[Records that describe figures]
☆ ☆ ☆ ☆ ☆

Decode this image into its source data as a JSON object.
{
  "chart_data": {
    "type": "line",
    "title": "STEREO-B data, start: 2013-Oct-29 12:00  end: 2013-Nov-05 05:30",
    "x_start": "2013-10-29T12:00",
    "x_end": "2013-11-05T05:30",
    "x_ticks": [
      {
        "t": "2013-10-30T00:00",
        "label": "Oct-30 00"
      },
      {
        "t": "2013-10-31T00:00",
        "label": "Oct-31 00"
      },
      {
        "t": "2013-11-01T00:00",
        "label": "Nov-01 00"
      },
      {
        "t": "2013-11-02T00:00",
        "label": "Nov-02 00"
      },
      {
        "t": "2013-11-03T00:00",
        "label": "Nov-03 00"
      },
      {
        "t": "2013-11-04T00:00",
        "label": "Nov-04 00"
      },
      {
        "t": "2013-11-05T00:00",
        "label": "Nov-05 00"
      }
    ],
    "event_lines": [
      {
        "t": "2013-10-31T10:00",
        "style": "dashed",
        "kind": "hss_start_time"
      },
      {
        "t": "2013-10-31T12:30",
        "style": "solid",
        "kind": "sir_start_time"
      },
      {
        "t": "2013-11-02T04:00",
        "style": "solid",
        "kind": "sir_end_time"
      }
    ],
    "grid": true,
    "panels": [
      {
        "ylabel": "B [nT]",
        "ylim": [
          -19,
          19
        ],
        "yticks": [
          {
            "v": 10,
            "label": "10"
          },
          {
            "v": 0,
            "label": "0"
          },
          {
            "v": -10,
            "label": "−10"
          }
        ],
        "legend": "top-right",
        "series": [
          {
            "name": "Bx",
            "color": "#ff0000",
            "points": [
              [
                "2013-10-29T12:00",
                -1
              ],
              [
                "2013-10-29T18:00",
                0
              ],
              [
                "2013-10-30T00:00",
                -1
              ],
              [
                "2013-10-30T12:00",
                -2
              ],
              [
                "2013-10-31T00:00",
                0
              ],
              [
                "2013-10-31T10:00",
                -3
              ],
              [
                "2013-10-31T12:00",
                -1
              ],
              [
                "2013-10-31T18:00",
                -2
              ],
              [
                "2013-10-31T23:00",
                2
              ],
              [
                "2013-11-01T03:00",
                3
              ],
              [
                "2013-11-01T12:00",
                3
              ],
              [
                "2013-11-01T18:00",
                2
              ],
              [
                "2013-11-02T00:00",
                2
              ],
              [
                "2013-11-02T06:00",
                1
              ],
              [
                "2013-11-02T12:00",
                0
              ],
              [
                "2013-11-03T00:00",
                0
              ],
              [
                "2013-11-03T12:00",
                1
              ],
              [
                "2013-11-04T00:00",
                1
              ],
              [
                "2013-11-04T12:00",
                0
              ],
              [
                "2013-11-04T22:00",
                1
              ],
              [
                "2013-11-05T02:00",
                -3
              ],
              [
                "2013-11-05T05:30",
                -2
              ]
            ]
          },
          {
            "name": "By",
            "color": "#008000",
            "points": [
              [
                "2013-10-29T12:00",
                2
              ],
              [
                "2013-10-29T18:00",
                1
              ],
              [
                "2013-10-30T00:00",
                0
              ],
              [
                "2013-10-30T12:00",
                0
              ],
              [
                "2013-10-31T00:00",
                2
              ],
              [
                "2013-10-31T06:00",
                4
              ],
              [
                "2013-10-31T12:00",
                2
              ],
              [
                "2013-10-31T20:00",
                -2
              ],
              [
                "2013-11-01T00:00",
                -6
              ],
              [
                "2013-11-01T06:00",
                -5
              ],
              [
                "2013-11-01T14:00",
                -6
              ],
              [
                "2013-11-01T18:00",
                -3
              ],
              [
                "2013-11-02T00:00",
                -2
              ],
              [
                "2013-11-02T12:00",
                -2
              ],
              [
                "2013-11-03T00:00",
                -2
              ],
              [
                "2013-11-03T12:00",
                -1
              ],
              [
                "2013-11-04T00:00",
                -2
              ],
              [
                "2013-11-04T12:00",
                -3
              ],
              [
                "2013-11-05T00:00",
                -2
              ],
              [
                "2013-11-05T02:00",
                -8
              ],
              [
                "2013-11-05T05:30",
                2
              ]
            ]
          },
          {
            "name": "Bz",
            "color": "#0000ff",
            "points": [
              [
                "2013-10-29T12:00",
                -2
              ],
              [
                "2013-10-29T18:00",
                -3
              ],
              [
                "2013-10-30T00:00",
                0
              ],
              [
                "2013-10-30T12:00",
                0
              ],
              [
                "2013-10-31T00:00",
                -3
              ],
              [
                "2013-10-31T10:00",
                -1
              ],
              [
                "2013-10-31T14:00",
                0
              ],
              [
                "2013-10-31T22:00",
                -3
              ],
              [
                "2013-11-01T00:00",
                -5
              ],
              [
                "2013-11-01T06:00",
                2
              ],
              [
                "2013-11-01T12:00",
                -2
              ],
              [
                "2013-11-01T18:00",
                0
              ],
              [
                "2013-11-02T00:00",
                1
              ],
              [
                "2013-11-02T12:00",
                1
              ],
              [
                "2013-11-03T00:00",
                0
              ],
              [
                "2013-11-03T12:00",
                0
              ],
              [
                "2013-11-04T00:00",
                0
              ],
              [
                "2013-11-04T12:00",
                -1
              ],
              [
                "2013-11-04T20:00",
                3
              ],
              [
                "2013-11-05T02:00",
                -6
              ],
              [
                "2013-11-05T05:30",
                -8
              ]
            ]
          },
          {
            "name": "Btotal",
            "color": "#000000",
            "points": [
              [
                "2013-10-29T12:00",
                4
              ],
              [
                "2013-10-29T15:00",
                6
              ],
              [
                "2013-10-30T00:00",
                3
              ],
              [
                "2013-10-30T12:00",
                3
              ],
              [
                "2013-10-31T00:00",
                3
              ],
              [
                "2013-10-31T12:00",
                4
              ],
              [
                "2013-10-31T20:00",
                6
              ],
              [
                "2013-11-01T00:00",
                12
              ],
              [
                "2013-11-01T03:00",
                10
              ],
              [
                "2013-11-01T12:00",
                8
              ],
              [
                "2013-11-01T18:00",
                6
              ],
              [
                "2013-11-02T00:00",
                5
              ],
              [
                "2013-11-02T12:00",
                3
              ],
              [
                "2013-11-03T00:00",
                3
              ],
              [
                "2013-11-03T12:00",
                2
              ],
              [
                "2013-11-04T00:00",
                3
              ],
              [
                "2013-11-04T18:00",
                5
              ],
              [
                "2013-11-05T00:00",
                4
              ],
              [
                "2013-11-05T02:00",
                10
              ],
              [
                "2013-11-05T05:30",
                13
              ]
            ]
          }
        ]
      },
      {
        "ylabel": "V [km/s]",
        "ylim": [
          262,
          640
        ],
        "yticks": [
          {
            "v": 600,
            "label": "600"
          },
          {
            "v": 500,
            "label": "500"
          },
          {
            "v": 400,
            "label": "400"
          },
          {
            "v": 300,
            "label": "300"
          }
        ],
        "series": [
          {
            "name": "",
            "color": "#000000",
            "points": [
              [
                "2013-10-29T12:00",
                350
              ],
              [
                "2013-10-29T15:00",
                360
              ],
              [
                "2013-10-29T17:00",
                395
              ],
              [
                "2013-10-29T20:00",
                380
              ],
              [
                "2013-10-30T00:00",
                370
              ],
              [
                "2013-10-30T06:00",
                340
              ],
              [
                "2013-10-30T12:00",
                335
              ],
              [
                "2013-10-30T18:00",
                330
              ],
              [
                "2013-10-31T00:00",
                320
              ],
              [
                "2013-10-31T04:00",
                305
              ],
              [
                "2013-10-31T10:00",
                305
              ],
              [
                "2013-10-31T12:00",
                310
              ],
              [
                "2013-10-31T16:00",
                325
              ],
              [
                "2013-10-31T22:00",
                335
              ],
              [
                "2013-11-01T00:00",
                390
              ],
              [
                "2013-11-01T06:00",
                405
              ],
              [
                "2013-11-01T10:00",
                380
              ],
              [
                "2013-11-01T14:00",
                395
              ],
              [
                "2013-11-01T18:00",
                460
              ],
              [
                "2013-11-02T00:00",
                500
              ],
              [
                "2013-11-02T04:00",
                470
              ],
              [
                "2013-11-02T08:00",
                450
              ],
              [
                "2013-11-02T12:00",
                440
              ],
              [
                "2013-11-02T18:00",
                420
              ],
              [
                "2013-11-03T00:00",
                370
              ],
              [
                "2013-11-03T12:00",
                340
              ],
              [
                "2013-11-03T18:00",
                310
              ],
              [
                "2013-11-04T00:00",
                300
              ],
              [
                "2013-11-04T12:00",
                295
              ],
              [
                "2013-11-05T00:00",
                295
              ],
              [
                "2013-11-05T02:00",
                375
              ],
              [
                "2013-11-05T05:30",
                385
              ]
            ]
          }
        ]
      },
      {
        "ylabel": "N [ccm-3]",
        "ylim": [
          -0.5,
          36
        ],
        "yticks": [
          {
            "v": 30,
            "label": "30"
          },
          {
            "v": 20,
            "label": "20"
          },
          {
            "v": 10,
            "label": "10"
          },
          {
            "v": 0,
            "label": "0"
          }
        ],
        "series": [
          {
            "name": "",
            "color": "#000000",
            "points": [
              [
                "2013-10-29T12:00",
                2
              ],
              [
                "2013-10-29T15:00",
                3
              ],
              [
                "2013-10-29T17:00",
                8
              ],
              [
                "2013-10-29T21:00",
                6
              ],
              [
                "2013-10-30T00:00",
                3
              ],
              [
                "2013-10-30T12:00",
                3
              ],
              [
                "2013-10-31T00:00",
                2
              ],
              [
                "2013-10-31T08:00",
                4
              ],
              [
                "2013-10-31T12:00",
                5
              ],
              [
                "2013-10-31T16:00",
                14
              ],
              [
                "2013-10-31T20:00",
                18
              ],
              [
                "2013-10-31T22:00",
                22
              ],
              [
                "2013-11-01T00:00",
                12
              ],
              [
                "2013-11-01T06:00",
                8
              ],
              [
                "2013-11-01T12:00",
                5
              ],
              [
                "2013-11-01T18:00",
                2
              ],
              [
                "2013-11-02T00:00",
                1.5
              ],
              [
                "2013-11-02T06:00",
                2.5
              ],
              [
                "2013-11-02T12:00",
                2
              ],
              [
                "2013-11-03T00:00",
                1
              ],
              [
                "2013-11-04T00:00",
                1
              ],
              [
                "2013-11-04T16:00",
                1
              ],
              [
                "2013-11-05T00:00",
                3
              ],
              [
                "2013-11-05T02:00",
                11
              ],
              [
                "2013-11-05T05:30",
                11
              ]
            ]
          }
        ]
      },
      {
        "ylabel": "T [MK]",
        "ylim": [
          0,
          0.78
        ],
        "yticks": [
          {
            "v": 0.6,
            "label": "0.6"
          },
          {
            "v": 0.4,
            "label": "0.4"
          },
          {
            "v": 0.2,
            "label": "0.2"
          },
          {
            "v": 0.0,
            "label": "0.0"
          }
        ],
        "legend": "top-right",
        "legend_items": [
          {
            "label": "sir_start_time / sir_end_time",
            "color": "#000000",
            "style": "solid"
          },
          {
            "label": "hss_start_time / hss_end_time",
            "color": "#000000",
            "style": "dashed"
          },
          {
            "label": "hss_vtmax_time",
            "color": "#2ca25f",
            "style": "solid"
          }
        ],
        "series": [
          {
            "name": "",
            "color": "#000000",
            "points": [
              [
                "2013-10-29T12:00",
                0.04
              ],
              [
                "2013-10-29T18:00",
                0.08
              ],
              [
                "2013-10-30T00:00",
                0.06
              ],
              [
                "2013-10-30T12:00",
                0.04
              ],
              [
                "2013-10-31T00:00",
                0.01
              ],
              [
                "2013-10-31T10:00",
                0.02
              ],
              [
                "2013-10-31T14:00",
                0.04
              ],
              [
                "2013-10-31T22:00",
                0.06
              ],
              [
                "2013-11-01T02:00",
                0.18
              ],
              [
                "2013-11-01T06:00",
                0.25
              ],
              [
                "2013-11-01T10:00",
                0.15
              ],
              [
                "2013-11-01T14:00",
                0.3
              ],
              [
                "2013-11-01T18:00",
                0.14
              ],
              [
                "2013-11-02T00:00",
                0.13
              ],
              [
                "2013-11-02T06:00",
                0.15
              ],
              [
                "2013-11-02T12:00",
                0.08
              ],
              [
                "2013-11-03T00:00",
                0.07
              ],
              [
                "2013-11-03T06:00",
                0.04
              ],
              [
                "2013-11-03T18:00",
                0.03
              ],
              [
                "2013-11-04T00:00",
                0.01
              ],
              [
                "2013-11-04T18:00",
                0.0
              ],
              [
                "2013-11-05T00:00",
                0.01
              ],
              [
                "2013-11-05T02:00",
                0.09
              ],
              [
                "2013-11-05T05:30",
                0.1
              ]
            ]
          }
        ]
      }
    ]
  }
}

☆ ☆ ☆ ☆ ☆

▶ Stated goal: Look through the data and show every line containing "kind".

▶ The response:
        "kind": "hss_start_time"
        "kind": "sir_start_time"
        "kind": "sir_end_time"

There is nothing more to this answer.